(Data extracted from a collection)
»»
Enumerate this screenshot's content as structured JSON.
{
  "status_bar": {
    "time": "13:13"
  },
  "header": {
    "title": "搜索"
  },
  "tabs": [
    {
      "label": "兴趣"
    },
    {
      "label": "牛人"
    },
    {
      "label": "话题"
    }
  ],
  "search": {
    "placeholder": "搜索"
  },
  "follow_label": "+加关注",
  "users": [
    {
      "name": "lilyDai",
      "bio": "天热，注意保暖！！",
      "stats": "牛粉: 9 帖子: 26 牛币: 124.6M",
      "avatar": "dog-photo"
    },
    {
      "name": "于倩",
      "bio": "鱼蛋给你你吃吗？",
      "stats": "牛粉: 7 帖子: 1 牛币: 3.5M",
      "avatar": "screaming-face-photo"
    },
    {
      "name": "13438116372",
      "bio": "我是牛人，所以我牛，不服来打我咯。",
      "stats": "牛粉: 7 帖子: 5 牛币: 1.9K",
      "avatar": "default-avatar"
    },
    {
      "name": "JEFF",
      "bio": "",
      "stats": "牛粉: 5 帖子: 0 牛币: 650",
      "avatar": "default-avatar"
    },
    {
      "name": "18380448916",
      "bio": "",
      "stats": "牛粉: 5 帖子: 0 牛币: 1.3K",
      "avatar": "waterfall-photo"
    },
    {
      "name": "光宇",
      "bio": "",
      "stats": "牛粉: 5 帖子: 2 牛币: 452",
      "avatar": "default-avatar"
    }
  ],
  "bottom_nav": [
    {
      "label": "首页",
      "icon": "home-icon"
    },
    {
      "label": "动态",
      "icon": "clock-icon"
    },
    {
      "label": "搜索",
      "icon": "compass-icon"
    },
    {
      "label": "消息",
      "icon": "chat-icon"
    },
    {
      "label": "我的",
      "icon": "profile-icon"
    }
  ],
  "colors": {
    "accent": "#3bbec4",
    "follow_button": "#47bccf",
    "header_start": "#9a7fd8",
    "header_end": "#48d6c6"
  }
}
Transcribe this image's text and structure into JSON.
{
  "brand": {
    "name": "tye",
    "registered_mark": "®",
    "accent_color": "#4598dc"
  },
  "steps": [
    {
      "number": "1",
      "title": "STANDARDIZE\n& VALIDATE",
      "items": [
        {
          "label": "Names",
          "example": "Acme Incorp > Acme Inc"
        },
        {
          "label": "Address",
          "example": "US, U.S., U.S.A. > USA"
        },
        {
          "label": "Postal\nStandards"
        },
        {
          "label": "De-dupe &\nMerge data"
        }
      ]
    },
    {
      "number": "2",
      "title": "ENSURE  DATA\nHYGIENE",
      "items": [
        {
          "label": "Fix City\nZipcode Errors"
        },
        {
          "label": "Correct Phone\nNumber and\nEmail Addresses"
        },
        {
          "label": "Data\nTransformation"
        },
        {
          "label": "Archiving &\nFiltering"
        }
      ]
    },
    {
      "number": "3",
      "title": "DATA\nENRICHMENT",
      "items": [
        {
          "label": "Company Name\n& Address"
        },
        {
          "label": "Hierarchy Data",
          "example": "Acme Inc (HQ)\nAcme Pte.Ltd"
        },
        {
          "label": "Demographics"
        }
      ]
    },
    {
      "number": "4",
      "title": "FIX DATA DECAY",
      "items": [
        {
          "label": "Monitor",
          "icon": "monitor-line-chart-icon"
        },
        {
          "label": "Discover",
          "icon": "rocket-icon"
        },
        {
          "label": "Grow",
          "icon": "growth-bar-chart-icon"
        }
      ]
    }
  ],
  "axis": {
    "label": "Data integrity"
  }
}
««
> STATED TASK
Show all lines from the records above where the word "stats" occurs.

> TASK RESULT
      "stats": "牛粉: 9 帖子: 26 牛币: 124.6M",
      "stats": "牛粉: 7 帖子: 1 牛币: 3.5M",
      "stats": "牛粉: 7 帖子: 5 牛币: 1.9K",
      "stats": "牛粉: 5 帖子: 0 牛币: 650",
      "stats": "牛粉: 5 帖子: 0 牛币: 1.3K",
      "stats": "牛粉: 5 帖子: 2 牛币: 452",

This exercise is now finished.